■ Problem statement: Starting at the beginning of the records and ending with the line that contains "search-icon [226,542,239,555]", both ends included, turn those lines into a numbered list with any blank lines omitted.

■ Information supplied:
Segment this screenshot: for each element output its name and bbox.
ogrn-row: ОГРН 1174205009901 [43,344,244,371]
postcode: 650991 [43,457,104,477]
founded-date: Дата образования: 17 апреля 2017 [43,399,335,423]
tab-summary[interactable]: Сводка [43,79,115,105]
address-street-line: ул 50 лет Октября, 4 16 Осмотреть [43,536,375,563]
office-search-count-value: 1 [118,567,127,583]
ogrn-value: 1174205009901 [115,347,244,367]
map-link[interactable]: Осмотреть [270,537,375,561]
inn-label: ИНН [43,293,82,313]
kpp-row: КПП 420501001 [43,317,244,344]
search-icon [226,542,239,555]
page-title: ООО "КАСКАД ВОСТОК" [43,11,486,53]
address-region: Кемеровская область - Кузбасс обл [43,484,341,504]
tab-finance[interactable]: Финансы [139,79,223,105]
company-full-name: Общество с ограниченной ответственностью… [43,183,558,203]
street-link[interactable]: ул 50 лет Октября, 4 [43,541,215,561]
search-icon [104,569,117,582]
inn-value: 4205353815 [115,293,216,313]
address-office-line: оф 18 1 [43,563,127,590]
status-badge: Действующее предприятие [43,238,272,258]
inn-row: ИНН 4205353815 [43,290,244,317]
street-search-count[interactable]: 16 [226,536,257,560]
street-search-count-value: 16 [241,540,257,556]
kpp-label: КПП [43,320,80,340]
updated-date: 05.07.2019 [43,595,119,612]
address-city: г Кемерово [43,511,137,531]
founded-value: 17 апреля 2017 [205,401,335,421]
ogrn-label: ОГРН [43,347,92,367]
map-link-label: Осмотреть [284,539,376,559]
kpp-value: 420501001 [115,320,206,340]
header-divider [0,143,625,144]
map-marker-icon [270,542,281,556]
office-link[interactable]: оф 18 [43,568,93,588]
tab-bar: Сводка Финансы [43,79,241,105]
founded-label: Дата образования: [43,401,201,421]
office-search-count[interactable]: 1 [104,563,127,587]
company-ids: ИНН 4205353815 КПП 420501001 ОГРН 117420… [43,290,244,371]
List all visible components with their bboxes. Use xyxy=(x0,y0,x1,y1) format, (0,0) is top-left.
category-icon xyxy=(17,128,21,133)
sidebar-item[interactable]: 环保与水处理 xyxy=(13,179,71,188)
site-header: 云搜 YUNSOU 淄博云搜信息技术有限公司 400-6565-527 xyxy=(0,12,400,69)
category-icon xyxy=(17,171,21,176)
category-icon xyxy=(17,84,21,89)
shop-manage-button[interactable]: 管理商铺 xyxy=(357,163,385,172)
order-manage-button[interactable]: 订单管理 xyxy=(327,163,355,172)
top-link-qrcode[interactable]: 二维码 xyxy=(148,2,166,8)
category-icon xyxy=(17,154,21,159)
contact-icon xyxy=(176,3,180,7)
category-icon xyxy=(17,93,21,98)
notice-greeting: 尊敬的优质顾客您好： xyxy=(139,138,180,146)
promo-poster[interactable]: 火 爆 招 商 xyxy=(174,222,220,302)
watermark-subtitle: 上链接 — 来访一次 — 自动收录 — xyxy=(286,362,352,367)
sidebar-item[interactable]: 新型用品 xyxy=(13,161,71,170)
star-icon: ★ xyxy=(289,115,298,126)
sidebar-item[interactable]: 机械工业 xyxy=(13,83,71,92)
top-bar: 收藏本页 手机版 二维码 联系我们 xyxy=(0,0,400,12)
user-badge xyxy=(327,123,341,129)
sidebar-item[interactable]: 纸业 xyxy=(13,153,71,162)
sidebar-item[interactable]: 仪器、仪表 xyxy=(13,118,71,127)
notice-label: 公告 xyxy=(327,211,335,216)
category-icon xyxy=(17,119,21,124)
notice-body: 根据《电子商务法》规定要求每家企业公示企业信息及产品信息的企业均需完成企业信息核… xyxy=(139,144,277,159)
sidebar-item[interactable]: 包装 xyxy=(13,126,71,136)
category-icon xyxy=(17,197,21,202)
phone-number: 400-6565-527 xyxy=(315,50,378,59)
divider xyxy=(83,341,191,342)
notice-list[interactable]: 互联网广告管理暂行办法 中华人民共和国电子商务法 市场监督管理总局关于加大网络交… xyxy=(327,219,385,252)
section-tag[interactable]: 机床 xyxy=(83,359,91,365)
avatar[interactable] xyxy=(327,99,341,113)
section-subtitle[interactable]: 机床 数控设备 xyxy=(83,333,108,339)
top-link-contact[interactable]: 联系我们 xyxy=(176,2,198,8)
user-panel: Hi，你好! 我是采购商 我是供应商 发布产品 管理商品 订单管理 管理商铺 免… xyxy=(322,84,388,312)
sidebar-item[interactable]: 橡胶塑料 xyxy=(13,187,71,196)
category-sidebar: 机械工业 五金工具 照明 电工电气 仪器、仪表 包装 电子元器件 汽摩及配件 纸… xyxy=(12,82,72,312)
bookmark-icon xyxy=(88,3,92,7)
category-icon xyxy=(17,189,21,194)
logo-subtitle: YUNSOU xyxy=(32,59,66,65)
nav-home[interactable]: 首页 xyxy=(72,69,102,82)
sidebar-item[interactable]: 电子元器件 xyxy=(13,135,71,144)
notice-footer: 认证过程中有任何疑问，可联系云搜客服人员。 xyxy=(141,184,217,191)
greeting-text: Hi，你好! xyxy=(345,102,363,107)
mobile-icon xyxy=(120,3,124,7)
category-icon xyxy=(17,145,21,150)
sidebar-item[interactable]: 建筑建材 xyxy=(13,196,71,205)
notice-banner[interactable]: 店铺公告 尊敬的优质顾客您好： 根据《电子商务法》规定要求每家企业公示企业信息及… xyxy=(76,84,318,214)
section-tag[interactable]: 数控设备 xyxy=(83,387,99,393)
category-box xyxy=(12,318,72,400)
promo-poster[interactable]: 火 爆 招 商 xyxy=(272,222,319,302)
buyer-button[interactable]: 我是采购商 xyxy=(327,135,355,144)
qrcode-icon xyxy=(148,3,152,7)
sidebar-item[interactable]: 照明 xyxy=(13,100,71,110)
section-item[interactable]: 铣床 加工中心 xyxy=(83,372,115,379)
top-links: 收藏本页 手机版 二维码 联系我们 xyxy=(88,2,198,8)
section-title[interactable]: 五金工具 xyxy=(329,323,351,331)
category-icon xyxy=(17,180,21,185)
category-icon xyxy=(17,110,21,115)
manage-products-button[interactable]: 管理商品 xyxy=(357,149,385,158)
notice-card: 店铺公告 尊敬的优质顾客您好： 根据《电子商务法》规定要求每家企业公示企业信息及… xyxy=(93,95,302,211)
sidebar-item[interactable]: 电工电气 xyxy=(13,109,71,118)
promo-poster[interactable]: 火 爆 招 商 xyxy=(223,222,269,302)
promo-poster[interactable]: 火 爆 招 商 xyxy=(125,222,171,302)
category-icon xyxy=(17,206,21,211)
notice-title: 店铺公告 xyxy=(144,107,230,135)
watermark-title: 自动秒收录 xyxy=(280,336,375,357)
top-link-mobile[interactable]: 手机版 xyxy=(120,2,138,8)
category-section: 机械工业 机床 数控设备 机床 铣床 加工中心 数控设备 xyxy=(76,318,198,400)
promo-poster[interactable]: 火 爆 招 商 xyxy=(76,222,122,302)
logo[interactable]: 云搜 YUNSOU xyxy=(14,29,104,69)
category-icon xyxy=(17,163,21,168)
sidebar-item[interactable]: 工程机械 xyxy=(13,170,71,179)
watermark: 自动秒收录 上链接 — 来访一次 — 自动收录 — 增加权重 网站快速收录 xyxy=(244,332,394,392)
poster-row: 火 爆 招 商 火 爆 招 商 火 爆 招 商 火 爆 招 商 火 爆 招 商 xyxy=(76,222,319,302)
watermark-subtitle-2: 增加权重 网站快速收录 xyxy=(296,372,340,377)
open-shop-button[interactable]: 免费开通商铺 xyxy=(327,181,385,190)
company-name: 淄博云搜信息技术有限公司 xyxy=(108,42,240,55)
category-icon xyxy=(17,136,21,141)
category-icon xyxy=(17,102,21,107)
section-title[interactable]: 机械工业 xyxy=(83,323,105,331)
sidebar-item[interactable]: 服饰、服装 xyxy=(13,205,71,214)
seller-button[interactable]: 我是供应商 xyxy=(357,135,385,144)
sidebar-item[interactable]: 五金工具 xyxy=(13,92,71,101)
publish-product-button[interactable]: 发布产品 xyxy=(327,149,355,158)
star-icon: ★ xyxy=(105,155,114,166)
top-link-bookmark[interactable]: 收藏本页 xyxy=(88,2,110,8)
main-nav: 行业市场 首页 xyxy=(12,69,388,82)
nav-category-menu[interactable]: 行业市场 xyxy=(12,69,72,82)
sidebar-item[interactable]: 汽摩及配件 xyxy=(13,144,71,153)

■ Written answer:
1. Segment this screenshot: for each element output its name and bbox.
2. ogrn-row: ОГРН 1174205009901 [43,344,244,371]
3. postcode: 650991 [43,457,104,477]
4. founded-date: Дата образования: 17 апреля 2017 [43,399,335,423]
5. tab-summary[interactable]: Сводка [43,79,115,105]
6. address-street-line: ул 50 лет Октября, 4 16 Осмотреть [43,536,375,563]
7. office-search-count-value: 1 [118,567,127,583]
8. ogrn-value: 1174205009901 [115,347,244,367]
9. map-link[interactable]: Осмотреть [270,537,375,561]
10. inn-label: ИНН [43,293,82,313]
11. kpp-row: КПП 420501001 [43,317,244,344]
12. search-icon [226,542,239,555]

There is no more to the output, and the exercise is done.